_Aim_
Using the listing below, extract each line that has the word "does" in it.

_Data records_
=-=-=

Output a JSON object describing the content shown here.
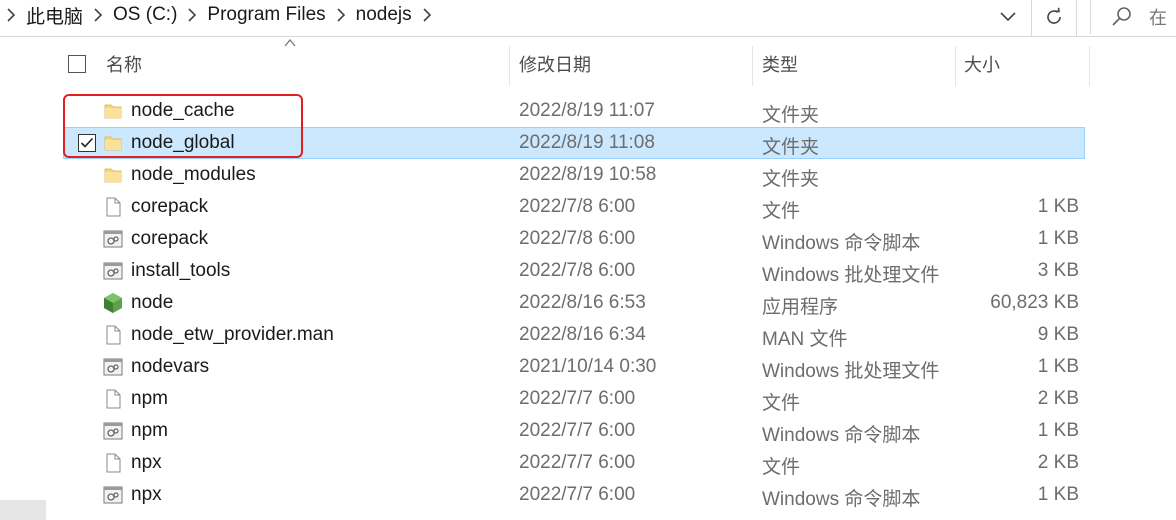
{
  "address_bar": {
    "crumbs": [
      "此电脑",
      "OS (C:)",
      "Program Files",
      "nodejs"
    ],
    "search_placeholder": "在"
  },
  "columns": {
    "name": "名称",
    "date": "修改日期",
    "type": "类型",
    "size": "大小"
  },
  "rows": [
    {
      "name": "node_cache",
      "date": "2022/8/19 11:07",
      "type": "文件夹",
      "size": "",
      "icon": "folder-icon"
    },
    {
      "name": "node_global",
      "date": "2022/8/19 11:08",
      "type": "文件夹",
      "size": "",
      "icon": "folder-icon",
      "selected": true,
      "checked": true
    },
    {
      "name": "node_modules",
      "date": "2022/8/19 10:58",
      "type": "文件夹",
      "size": "",
      "icon": "folder-icon"
    },
    {
      "name": "corepack",
      "date": "2022/7/8 6:00",
      "type": "文件",
      "size": "1 KB",
      "icon": "file-icon"
    },
    {
      "name": "corepack",
      "date": "2022/7/8 6:00",
      "type": "Windows 命令脚本",
      "size": "1 KB",
      "icon": "script-icon"
    },
    {
      "name": "install_tools",
      "date": "2022/7/8 6:00",
      "type": "Windows 批处理文件",
      "size": "3 KB",
      "icon": "script-icon"
    },
    {
      "name": "node",
      "date": "2022/8/16 6:53",
      "type": "应用程序",
      "size": "60,823 KB",
      "icon": "node-app-icon"
    },
    {
      "name": "node_etw_provider.man",
      "date": "2022/8/16 6:34",
      "type": "MAN 文件",
      "size": "9 KB",
      "icon": "file-icon"
    },
    {
      "name": "nodevars",
      "date": "2021/10/14 0:30",
      "type": "Windows 批处理文件",
      "size": "1 KB",
      "icon": "script-icon"
    },
    {
      "name": "npm",
      "date": "2022/7/7 6:00",
      "type": "文件",
      "size": "2 KB",
      "icon": "file-icon"
    },
    {
      "name": "npm",
      "date": "2022/7/7 6:00",
      "type": "Windows 命令脚本",
      "size": "1 KB",
      "icon": "script-icon"
    },
    {
      "name": "npx",
      "date": "2022/7/7 6:00",
      "type": "文件",
      "size": "2 KB",
      "icon": "file-icon"
    },
    {
      "name": "npx",
      "date": "2022/7/7 6:00",
      "type": "Windows 命令脚本",
      "size": "1 KB",
      "icon": "script-icon"
    }
  ],
  "colors": {
    "selection_bg": "#cce8ff",
    "selection_border": "#99d1ff",
    "highlight": "#e02020",
    "folder": "#f8d775"
  }
}
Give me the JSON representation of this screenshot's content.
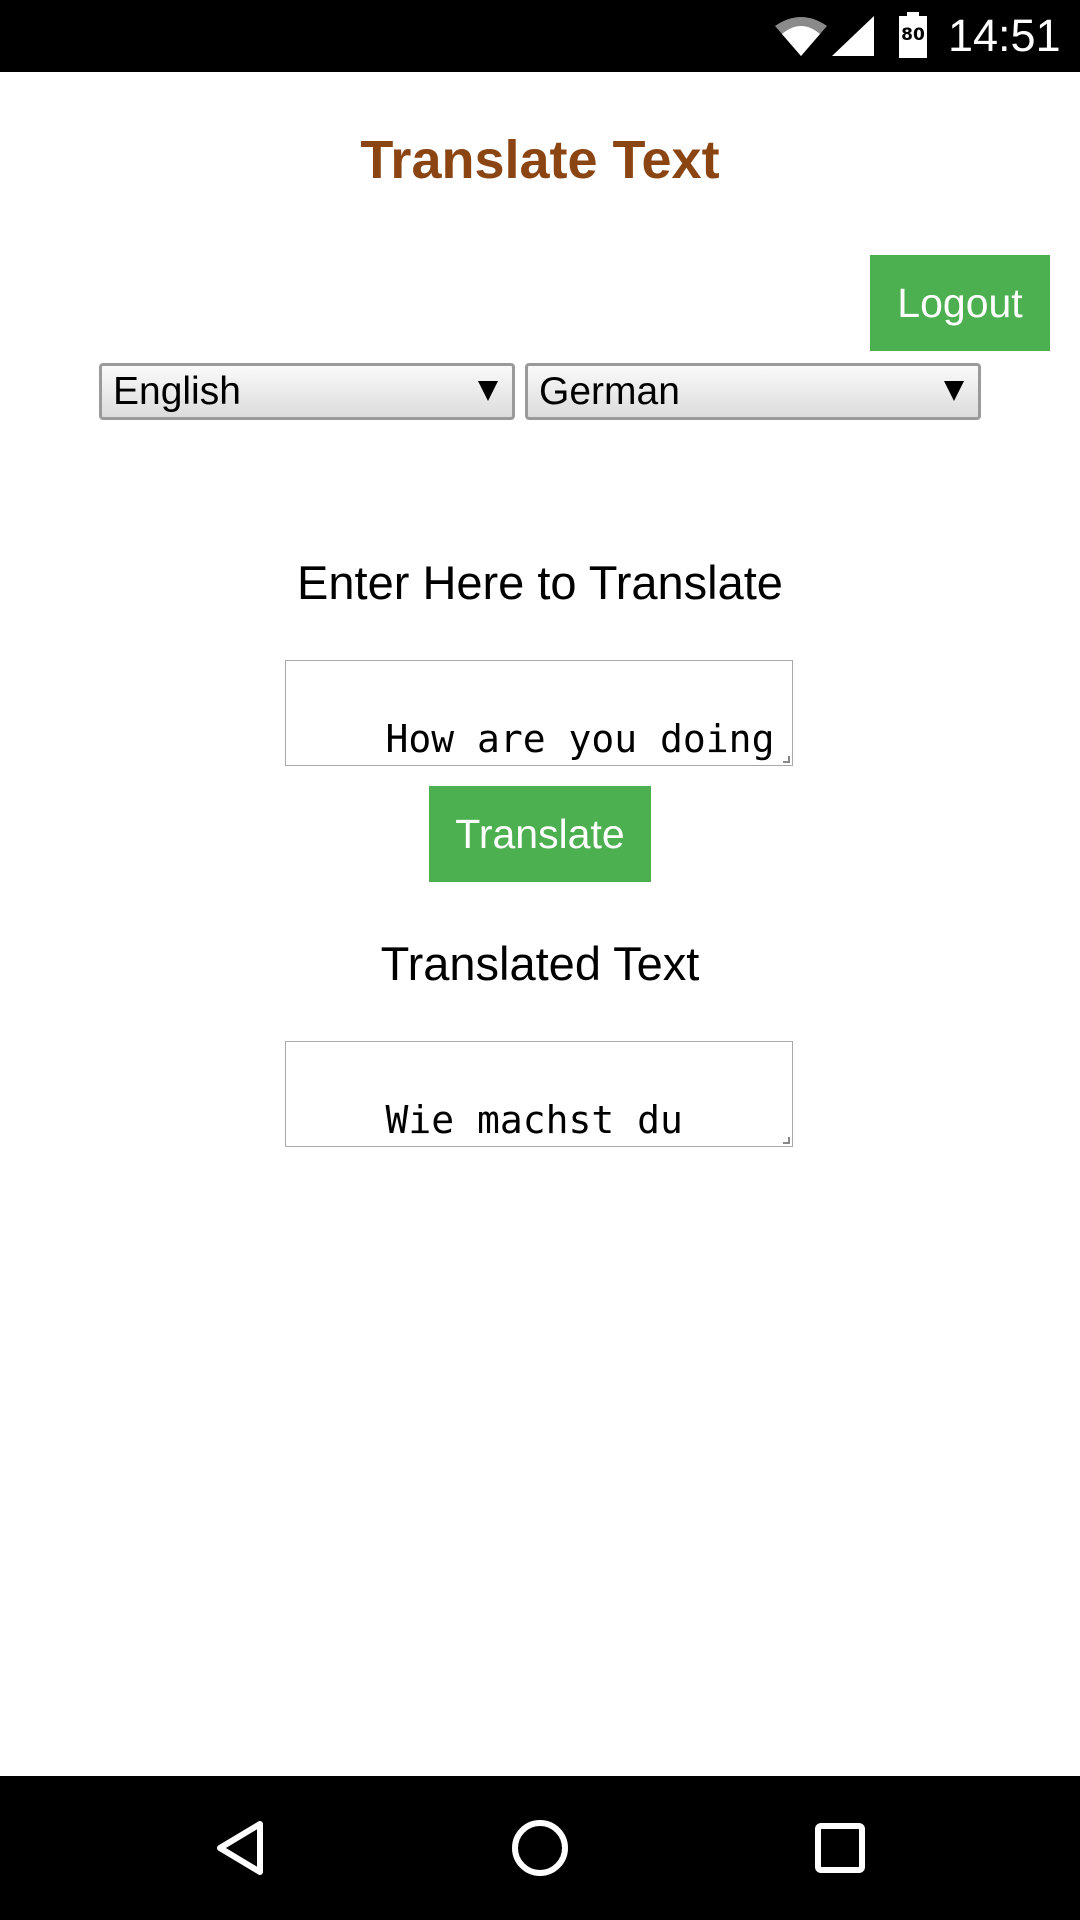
{
  "status_bar": {
    "time": "14:51",
    "battery_level": "80",
    "icons": [
      "wifi-icon",
      "cell-signal-icon",
      "battery-icon"
    ]
  },
  "page": {
    "title": "Translate Text",
    "logout_label": "Logout"
  },
  "languages": {
    "source_selected": "English",
    "target_selected": "German"
  },
  "input": {
    "label": "Enter Here to Translate",
    "value": "How are you doing"
  },
  "translate_label": "Translate",
  "output": {
    "label": "Translated Text",
    "value": "Wie machst du"
  },
  "nav_bar": {
    "icons": [
      "back-icon",
      "home-icon",
      "recents-icon"
    ]
  },
  "colors": {
    "title": "#8b4513",
    "button_bg": "#4caf50",
    "button_text": "#ffffff"
  }
}
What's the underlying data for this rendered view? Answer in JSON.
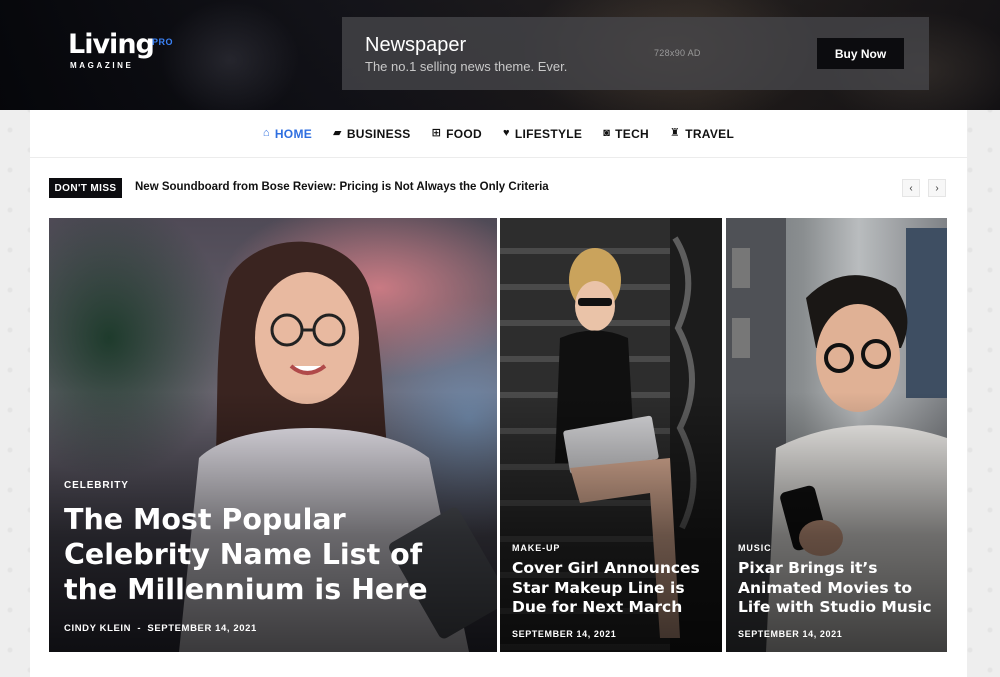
{
  "header": {
    "logo": {
      "main": "Living",
      "badge": "PRO",
      "sub": "MAGAZINE"
    },
    "ad": {
      "title": "Newspaper",
      "subtitle": "The no.1 selling news theme. Ever.",
      "size_label": "728x90 AD",
      "button": "Buy Now"
    }
  },
  "nav": {
    "items": [
      {
        "label": "HOME",
        "icon": "home-icon",
        "active": true
      },
      {
        "label": "BUSINESS",
        "icon": "business-icon",
        "active": false
      },
      {
        "label": "FOOD",
        "icon": "cart-icon",
        "active": false
      },
      {
        "label": "LIFESTYLE",
        "icon": "heart-icon",
        "active": false
      },
      {
        "label": "TECH",
        "icon": "camera-icon",
        "active": false
      },
      {
        "label": "TRAVEL",
        "icon": "travel-icon",
        "active": false
      }
    ]
  },
  "ticker": {
    "badge": "DON'T MISS",
    "headline": "New Soundboard from Bose Review: Pricing is Not Always the Only Criteria",
    "prev": "‹",
    "next": "›"
  },
  "featured": {
    "main": {
      "category": "CELEBRITY",
      "title": "The Most Popular Celebrity Name List of the Millennium is Here",
      "author": "CINDY KLEIN",
      "separator": "-",
      "date": "SEPTEMBER 14, 2021"
    },
    "middle": {
      "category": "MAKE-UP",
      "title": "Cover Girl Announces Star Makeup Line is Due for Next March",
      "date": "SEPTEMBER 14, 2021"
    },
    "right": {
      "category": "MUSIC",
      "title": "Pixar Brings it’s Animated Movies to Life with Studio Music",
      "date": "SEPTEMBER 14, 2021"
    }
  },
  "colors": {
    "accent": "#2f6fe0",
    "badge_bg": "#0c0c0f",
    "logo_pro": "#3b82f6"
  }
}
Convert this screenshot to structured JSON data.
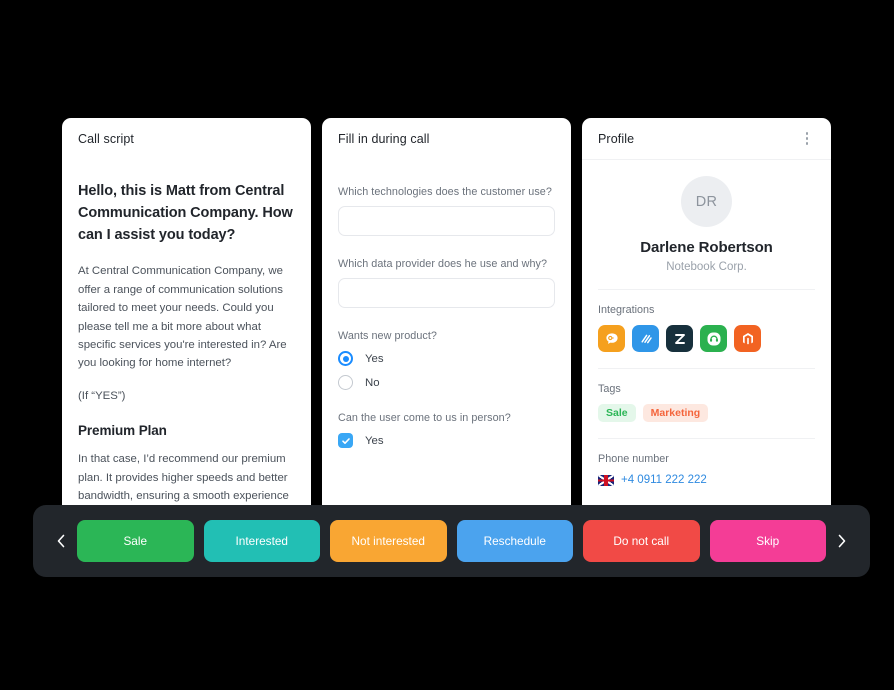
{
  "script_card": {
    "title": "Call script",
    "lead": "Hello, this is Matt from Central Communication Company. How can I assist you today?",
    "para1": "At Central Communication Company, we offer a range of communication solutions tailored to meet your needs. Could you please tell me a bit more about what specific services you're interested in? Are you looking for home internet?",
    "note": "(If “YES”)",
    "heading2": "Premium Plan",
    "para2": "In that case, I’d recommend our premium plan. It provides higher speeds and better bandwidth, ensuring a smooth experience even with multiple devices streaming"
  },
  "form_card": {
    "title": "Fill in during call",
    "fields": [
      {
        "label": "Which technologies does the customer use?",
        "value": "",
        "placeholder": ""
      },
      {
        "label": "Which data provider does he use and why?",
        "value": "",
        "placeholder": ""
      }
    ],
    "radio_group": {
      "label": "Wants new product?",
      "options": [
        {
          "label": "Yes",
          "selected": true
        },
        {
          "label": "No",
          "selected": false
        }
      ]
    },
    "checkbox_group": {
      "label": "Can the user come to us in person?",
      "options": [
        {
          "label": "Yes",
          "checked": true
        }
      ]
    }
  },
  "profile_card": {
    "title": "Profile",
    "menu_icon": "kebab-menu-icon",
    "avatar_initials": "DR",
    "name": "Darlene Robertson",
    "company": "Notebook Corp.",
    "integrations_label": "Integrations",
    "integrations": [
      {
        "name": "intercom-icon",
        "color": "#F5A01E"
      },
      {
        "name": "hubspot-icon",
        "color": "#2F96E8"
      },
      {
        "name": "zendesk-icon",
        "color": "#17303C"
      },
      {
        "name": "freshdesk-icon",
        "color": "#2BB14F"
      },
      {
        "name": "magento-icon",
        "color": "#F26322"
      }
    ],
    "tags_label": "Tags",
    "tags": [
      {
        "label": "Sale",
        "color": "#2BB656",
        "bg": "#E4F7EA"
      },
      {
        "label": "Marketing",
        "color": "#F4653C",
        "bg": "#FDE8E0"
      }
    ],
    "phone_label": "Phone number",
    "phone_number": "+4 0911 222 222",
    "phone_flag": "uk-flag-icon"
  },
  "action_bar": {
    "prev_icon": "chevron-left-icon",
    "next_icon": "chevron-right-icon",
    "buttons": [
      {
        "label": "Sale",
        "color": "#2BB656"
      },
      {
        "label": "Interested",
        "color": "#22BFB4"
      },
      {
        "label": "Not interested",
        "color": "#F9A633"
      },
      {
        "label": "Reschedule",
        "color": "#4BA3EE"
      },
      {
        "label": "Do not call",
        "color": "#F14A46"
      },
      {
        "label": "Skip",
        "color": "#F43D96"
      }
    ]
  }
}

=-=-=

_Answer to the exercise_
        "label": "Which technologies does the customer use?",
        "label": "Which data provider does he use and why?",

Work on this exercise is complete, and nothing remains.